The data:
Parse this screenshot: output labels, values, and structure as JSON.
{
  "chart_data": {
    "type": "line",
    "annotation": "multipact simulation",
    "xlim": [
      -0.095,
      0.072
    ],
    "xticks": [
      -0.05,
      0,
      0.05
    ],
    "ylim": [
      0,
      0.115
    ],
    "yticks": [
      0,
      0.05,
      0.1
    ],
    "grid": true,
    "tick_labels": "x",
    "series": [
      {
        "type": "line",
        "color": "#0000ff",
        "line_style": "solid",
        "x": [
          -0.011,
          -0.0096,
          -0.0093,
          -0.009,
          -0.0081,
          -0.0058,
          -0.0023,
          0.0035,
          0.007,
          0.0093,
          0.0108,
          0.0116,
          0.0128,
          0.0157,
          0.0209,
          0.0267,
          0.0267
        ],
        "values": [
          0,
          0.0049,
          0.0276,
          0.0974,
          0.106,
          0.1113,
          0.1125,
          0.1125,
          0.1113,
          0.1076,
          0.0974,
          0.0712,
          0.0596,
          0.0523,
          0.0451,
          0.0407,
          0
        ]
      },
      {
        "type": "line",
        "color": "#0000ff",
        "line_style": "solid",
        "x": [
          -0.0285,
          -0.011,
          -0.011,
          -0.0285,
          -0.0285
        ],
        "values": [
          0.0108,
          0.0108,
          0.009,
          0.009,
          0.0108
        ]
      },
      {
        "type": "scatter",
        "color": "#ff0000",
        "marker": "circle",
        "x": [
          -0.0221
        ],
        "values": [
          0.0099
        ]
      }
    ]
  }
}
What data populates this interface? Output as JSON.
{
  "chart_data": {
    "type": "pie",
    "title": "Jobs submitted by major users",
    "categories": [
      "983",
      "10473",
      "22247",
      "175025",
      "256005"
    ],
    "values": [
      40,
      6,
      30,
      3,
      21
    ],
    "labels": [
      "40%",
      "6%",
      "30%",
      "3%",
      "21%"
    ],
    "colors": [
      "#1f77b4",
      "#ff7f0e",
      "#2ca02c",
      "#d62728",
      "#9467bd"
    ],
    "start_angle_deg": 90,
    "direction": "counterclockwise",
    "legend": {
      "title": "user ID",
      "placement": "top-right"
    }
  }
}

Task instructions: Take the records above and return them exactly as written.

Complete response:
Parse this screenshot: output labels, values, and structure as JSON.
{
  "chart_data": {
    "type": "line",
    "annotation": "multipact simulation",
    "xlim": [
      -0.095,
      0.072
    ],
    "xticks": [
      -0.05,
      0,
      0.05
    ],
    "ylim": [
      0,
      0.115
    ],
    "yticks": [
      0,
      0.05,
      0.1
    ],
    "grid": true,
    "tick_labels": "x",
    "series": [
      {
        "type": "line",
        "color": "#0000ff",
        "line_style": "solid",
        "x": [
          -0.011,
          -0.0096,
          -0.0093,
          -0.009,
          -0.0081,
          -0.0058,
          -0.0023,
          0.0035,
          0.007,
          0.0093,
          0.0108,
          0.0116,
          0.0128,
          0.0157,
          0.0209,
          0.0267,
          0.0267
        ],
        "values": [
          0,
          0.0049,
          0.0276,
          0.0974,
          0.106,
          0.1113,
          0.1125,
          0.1125,
          0.1113,
          0.1076,
          0.0974,
          0.0712,
          0.0596,
          0.0523,
          0.0451,
          0.0407,
          0
        ]
      },
      {
        "type": "line",
        "color": "#0000ff",
        "line_style": "solid",
        "x": [
          -0.0285,
          -0.011,
          -0.011,
          -0.0285,
          -0.0285
        ],
        "values": [
          0.0108,
          0.0108,
          0.009,
          0.009,
          0.0108
        ]
      },
      {
        "type": "scatter",
        "color": "#ff0000",
        "marker": "circle",
        "x": [
          -0.0221
        ],
        "values": [
          0.0099
        ]
      }
    ]
  }
}
What data populates this interface? Output as JSON.
{
  "chart_data": {
    "type": "pie",
    "title": "Jobs submitted by major users",
    "categories": [
      "983",
      "10473",
      "22247",
      "175025",
      "256005"
    ],
    "values": [
      40,
      6,
      30,
      3,
      21
    ],
    "labels": [
      "40%",
      "6%",
      "30%",
      "3%",
      "21%"
    ],
    "colors": [
      "#1f77b4",
      "#ff7f0e",
      "#2ca02c",
      "#d62728",
      "#9467bd"
    ],
    "start_angle_deg": 90,
    "direction": "counterclockwise",
    "legend": {
      "title": "user ID",
      "placement": "top-right"
    }
  }
}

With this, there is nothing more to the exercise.